-- Task brief --
Reproduce word for word the rows below, starting at the row that contains "110, 240, 159]" and ending at the row that contains "480, 600, 539]", both included.

-- Extracted information --

==========

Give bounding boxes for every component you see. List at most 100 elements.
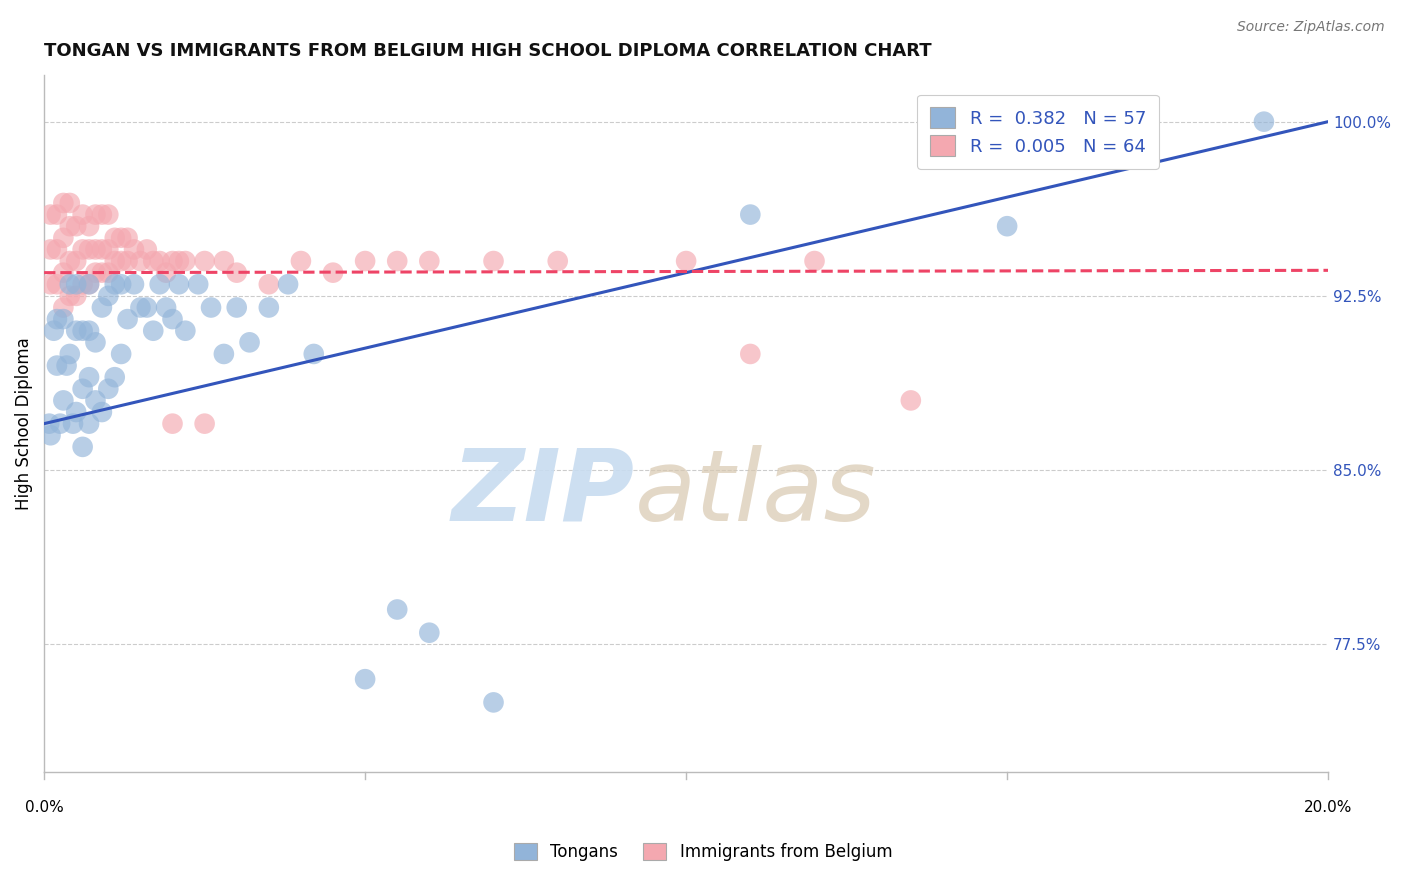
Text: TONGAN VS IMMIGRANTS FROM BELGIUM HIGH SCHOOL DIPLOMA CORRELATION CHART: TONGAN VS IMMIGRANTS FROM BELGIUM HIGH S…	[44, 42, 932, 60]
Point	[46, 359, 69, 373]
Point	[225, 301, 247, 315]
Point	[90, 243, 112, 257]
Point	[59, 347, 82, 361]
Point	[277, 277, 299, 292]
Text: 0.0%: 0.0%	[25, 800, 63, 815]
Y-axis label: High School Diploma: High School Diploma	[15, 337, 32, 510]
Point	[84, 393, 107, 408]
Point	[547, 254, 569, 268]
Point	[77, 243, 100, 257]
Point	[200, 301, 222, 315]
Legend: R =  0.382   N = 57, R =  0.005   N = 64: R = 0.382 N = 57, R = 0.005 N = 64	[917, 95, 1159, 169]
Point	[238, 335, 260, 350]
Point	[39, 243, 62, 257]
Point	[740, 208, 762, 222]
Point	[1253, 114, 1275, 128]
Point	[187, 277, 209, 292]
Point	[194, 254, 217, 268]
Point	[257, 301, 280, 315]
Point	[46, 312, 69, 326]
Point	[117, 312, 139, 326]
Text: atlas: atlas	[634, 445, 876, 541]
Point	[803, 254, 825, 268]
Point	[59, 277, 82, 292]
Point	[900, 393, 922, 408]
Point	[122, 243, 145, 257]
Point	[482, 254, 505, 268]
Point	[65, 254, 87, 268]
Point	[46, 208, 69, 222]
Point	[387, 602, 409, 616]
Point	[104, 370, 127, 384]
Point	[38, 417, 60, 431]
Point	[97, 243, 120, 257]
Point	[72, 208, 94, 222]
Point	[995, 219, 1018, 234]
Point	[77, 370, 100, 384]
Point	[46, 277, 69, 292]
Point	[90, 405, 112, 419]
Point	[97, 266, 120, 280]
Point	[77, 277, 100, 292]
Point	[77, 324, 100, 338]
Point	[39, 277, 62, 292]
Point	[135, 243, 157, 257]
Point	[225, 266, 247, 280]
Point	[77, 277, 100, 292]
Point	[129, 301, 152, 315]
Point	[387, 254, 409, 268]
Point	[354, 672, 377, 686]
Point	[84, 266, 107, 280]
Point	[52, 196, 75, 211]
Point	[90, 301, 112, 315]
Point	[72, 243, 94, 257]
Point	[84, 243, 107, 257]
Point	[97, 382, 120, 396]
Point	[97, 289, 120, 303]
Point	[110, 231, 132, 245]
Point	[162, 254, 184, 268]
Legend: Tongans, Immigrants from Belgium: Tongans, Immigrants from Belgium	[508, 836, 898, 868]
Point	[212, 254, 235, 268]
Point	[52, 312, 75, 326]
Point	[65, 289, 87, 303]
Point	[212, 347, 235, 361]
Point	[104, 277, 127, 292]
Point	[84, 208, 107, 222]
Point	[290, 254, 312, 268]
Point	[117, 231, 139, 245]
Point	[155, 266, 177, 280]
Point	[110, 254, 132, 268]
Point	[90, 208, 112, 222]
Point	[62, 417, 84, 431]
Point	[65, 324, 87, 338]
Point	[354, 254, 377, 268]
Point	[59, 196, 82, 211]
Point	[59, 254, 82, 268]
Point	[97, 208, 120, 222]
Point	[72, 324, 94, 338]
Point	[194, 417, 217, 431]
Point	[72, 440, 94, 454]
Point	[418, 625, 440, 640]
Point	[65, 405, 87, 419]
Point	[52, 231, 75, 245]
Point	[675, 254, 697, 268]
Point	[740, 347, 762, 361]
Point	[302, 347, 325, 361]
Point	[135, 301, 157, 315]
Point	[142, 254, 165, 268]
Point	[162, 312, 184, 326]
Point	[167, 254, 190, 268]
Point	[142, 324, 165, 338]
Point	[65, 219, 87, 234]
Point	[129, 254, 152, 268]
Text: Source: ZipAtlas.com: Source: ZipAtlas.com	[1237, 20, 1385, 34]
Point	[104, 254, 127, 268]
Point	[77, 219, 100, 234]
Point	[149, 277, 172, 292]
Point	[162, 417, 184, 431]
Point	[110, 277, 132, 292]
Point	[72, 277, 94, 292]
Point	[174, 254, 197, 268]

==========

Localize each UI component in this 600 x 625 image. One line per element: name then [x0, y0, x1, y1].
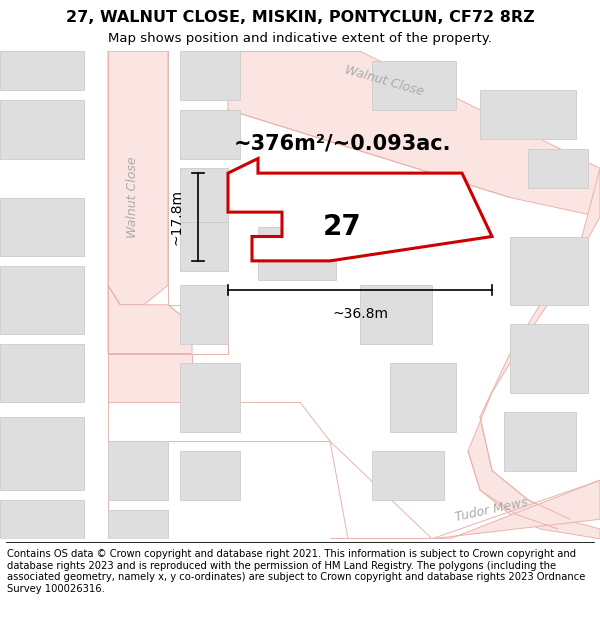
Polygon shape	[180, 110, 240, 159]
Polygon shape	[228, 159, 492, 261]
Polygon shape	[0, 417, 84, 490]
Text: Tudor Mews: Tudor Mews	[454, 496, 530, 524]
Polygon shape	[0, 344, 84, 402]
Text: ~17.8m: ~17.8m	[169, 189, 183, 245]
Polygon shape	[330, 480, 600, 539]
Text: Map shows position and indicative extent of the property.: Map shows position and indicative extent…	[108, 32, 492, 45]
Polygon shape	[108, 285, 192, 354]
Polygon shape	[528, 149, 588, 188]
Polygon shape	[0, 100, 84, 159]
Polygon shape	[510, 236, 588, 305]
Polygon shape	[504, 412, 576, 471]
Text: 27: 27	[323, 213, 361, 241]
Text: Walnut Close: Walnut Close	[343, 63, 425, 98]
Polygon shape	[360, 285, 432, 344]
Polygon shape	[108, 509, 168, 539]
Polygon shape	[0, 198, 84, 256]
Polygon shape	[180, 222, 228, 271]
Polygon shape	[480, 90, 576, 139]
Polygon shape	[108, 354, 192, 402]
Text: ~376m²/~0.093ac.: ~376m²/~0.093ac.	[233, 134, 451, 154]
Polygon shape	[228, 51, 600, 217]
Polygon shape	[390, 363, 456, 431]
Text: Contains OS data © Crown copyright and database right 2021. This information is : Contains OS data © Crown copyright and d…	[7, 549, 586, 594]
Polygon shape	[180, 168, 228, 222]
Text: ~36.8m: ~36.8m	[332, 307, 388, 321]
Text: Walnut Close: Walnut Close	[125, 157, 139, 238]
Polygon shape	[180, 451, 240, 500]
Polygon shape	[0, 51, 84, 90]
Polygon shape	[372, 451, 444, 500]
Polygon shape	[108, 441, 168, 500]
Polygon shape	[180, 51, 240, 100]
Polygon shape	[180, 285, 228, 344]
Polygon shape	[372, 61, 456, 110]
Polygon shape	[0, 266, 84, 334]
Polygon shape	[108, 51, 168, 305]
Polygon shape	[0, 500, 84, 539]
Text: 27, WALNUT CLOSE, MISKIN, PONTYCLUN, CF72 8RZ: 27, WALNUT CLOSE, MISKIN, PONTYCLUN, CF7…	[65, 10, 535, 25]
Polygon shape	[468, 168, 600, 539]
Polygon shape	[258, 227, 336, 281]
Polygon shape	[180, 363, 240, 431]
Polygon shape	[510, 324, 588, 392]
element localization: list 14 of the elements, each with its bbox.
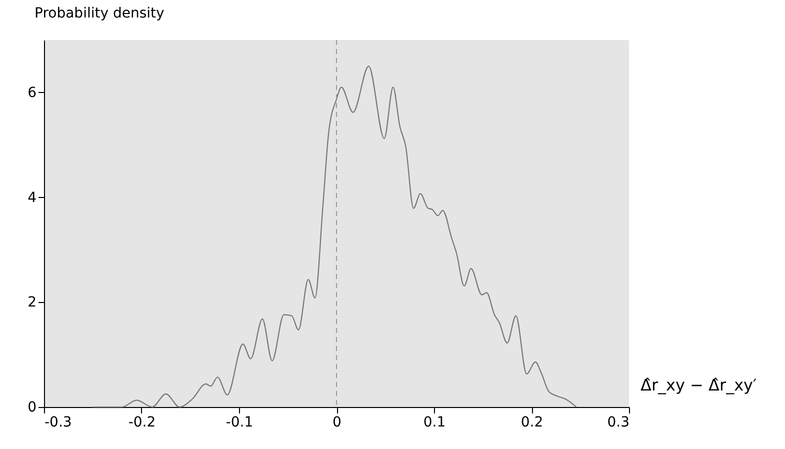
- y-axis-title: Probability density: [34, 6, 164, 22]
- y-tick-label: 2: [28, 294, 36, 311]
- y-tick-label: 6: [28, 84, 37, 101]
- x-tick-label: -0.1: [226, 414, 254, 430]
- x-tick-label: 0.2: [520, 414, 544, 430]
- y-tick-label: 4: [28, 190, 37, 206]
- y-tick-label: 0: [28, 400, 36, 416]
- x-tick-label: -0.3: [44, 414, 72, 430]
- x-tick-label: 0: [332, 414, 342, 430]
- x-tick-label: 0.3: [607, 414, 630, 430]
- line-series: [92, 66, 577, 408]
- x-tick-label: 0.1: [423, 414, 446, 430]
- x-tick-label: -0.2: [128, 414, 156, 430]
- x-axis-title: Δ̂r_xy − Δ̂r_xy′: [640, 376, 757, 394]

==========

-- Exercise output --
Polygon shape	[180, 110, 240, 159]
Polygon shape	[228, 159, 492, 261]
Polygon shape	[0, 417, 84, 490]
Text: Tudor Mews: Tudor Mews	[454, 496, 530, 524]
Polygon shape	[0, 344, 84, 402]
Text: ~17.8m: ~17.8m	[169, 189, 183, 245]
Polygon shape	[330, 480, 600, 539]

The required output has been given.